E' l'ultima tappa del Giro d'Italia e come in ogni cosa è l'ora di tirare le somme, per aiutarci in questo arduo compito abbiamo chiesto un parere su questo Giro d'Italia a due tra le firme più autorevoli del giornlismo ciclistico : Philyppe Brunell de "L'Equipe" e GianFranco Josti del Corriere della Sera.
Ecco cosa ci dice Philippe Brunell : E' stato un giro strano, caratterizzato dalla favola del gregario diventato capitano, tuttavia nonostante questa "favola" nel ciclismo si sia già vista, raramente è avvenuto ad una velocità così elevata. Stamattina l'ho visto un po' nervoso e ha avuto delle risposte non troppo felici tanto che alcuni giornalisti sono rimasti perplessi. Lo vedo molto simile a Saronni, anche se è più forte in salita di Saronni, tuttavia se non migliorrà a cronometro temo che al Tour possa fare poca strada. Per il Tour quest'anno la Saeco punterà su Simoni anche se personalmente non so se l'anno prossimo Simoni vestirà ancora la maglia Saeco.
Ecco invece l'opinione di Gianfranco Josti del Corriere della Sera : "E' stato un giro bellissimo grazie a Cunego, la presunta diatriba interna in casa Saeco credo che sia più di forma che di sostanza, Cunego ha dimostrato di essere un campione e Simoni ha invece dimostrato di non essere nelle condizioni di forma dello scorso anno. La Saeco a mio avviso ha gestito molto bene questa situazione in quanto ha sempre avuto due carte da giocare e soprattutto non ha mai rischiato di perdere il Giro. Per quanto riguarda il Tour, Simoni andrà al Tour con una squadra competitiva per puntare a vincerlo, Simoni rimrrà in maglia Saeco e per almeno due anni si diveranno le competizioni : Simoni al Tour e Cunego al Giro.
Ogni visitatore si faccia la propria idea sulla base di queste due tesi di due tra i maggiori intenditori di ciclismo.

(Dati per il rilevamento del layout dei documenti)
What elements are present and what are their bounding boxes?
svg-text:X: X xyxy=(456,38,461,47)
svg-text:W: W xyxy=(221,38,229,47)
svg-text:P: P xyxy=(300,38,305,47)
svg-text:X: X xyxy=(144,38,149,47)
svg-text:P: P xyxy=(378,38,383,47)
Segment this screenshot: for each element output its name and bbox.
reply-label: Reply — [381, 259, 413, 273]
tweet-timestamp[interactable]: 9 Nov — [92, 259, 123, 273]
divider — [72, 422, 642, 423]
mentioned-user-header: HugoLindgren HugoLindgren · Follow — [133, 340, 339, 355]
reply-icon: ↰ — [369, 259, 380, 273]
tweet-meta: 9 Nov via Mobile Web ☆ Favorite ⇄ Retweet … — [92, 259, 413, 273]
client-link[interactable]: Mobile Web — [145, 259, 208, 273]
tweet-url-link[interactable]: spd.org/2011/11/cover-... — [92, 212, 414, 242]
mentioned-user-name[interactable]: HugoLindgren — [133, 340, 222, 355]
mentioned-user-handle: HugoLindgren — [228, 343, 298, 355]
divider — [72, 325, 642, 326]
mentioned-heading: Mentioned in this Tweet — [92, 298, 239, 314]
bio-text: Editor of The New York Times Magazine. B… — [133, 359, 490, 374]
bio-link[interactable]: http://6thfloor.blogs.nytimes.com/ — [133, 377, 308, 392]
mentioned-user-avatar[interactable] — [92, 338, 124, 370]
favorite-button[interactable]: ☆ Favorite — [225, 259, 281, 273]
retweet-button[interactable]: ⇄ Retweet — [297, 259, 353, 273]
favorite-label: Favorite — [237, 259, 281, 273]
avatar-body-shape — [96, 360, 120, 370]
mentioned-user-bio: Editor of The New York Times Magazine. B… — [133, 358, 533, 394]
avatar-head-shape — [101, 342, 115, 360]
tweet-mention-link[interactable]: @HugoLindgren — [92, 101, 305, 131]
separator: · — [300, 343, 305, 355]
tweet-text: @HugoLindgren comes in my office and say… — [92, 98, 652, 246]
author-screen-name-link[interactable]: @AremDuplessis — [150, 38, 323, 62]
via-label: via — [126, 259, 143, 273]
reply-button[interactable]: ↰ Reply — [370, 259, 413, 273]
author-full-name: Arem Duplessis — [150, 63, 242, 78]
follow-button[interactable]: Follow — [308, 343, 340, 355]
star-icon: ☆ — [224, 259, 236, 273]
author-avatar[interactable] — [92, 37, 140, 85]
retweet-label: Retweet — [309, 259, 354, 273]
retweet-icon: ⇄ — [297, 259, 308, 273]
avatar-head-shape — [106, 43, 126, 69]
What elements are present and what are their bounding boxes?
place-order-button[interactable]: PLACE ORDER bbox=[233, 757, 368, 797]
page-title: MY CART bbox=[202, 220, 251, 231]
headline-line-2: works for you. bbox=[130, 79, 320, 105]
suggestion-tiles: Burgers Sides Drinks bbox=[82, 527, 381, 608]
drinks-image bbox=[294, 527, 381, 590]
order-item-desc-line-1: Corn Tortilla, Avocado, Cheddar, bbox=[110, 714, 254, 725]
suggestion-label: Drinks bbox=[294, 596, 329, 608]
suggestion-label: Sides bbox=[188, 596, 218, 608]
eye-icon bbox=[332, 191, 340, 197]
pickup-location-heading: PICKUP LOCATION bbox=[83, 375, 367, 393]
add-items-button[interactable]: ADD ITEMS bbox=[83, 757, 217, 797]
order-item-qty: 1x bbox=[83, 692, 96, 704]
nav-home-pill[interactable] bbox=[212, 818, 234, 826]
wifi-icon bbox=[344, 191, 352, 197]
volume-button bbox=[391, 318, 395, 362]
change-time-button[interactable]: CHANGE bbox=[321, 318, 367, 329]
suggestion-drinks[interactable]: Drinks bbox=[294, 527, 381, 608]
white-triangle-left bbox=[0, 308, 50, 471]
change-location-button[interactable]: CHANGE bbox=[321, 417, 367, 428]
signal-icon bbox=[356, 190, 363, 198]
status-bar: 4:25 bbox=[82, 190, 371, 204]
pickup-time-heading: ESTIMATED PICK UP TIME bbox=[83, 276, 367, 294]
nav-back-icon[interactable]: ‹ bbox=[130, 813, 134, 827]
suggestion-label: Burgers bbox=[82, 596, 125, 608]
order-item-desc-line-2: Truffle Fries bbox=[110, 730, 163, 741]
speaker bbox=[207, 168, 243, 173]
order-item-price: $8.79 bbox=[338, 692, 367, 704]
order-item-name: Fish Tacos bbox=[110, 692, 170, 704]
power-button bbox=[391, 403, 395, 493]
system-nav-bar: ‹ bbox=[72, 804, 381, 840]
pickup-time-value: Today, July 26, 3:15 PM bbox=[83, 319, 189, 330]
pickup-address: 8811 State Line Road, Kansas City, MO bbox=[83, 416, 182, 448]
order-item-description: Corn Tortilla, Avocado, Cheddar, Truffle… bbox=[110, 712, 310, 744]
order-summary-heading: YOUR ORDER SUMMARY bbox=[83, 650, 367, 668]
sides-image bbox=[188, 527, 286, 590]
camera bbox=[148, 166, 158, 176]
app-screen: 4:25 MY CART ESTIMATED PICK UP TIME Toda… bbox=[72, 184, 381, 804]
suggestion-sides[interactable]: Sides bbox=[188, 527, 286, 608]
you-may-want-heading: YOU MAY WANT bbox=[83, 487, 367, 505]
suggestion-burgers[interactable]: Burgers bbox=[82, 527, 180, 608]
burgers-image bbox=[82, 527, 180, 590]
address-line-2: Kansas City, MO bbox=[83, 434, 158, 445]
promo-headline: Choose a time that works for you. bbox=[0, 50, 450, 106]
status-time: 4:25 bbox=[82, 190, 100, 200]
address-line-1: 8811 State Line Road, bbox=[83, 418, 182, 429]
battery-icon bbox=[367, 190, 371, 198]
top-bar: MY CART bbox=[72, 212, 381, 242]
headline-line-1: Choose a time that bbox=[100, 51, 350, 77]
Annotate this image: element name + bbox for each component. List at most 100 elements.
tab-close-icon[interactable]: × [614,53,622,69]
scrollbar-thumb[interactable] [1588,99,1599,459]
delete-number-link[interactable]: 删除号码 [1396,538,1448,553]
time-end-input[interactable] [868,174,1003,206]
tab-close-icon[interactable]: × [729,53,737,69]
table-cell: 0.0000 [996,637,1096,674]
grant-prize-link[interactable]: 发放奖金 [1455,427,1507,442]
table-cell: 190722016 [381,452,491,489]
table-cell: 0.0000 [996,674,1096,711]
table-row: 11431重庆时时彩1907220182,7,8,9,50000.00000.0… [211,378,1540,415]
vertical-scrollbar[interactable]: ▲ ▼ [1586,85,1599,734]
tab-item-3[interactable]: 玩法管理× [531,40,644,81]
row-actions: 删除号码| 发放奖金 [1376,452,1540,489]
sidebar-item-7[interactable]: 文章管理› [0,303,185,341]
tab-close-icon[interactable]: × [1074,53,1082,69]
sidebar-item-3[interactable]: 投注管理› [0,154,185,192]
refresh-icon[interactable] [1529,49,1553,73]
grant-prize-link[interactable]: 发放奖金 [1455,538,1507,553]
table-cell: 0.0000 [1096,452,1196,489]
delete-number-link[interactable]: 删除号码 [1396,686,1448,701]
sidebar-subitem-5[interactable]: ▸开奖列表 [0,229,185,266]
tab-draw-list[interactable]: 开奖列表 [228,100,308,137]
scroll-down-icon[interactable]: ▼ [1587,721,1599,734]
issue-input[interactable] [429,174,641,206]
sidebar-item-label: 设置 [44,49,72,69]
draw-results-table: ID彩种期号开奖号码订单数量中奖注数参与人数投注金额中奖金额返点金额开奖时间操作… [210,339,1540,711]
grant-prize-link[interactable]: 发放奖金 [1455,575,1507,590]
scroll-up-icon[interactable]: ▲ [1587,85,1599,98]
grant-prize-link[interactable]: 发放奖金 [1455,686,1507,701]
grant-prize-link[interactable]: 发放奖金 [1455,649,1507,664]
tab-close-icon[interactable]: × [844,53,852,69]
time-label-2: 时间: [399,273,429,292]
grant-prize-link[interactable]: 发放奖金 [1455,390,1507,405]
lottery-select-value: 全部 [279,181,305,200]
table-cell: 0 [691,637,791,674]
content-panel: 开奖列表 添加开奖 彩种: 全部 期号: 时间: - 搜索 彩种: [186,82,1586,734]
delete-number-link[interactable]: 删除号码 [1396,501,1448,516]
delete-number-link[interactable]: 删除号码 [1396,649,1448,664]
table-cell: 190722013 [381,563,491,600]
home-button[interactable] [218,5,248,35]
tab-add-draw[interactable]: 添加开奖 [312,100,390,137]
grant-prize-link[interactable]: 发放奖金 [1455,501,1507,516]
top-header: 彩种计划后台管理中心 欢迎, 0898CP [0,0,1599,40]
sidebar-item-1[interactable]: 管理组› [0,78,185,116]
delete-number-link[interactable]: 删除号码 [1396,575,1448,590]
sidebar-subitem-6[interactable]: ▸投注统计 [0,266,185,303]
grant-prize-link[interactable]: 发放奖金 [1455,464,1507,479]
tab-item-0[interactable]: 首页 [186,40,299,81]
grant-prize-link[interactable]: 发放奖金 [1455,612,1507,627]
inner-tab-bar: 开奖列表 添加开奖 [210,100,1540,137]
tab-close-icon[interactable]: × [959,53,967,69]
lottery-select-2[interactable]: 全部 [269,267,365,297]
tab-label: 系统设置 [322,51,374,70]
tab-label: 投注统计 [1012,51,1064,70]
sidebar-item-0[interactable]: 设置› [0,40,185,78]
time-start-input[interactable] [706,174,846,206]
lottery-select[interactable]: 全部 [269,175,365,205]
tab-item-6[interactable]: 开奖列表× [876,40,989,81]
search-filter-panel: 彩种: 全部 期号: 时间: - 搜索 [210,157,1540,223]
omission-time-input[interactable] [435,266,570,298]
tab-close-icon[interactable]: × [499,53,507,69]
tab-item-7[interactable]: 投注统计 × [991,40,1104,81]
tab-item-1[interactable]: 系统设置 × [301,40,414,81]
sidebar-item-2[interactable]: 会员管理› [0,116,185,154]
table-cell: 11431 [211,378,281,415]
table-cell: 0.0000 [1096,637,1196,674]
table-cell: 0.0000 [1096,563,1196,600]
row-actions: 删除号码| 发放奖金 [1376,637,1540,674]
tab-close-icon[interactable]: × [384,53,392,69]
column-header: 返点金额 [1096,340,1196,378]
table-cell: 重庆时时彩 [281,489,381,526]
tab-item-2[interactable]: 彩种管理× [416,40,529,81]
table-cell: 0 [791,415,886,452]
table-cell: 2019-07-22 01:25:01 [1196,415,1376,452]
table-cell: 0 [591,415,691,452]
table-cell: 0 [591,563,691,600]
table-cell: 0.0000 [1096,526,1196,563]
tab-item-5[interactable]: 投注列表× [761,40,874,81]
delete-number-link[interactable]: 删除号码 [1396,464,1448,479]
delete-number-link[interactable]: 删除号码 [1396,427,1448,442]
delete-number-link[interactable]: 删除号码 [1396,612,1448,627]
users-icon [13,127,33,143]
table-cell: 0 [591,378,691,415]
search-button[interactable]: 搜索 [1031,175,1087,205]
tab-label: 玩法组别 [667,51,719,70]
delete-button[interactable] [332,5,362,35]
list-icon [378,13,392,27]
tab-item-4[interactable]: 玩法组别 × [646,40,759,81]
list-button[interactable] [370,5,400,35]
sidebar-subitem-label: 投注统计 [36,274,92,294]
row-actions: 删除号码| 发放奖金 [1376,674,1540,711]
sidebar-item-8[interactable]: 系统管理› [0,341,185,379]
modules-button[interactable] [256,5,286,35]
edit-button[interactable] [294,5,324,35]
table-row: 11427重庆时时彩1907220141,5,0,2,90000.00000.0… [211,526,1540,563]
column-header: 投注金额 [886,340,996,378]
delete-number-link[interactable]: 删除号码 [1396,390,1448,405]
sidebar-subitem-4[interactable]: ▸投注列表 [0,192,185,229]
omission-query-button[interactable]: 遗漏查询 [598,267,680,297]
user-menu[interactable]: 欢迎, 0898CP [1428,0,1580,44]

-- IL COMPITO --
Rispondi alle domande seguenti in base al testo sul Giro d'Italia.
(a) Per quale giornale scrive Gianfranco Josti?
(b) Secondo il giornalista de "L'Equipe", su quale corridore punterà la Saeco per il Tour di quest'anno?
(c) Secondo Josti, in quale corsa gareggerà Cunego mentre Simoni sarà al Tour?

-- RISPOSTA AL COMPITO --
(a) Gianfranco Josti scrive per il Corriere della Sera.
(b) La Saeco punterà su Simoni.
(c) Cunego gareggerà al Giro.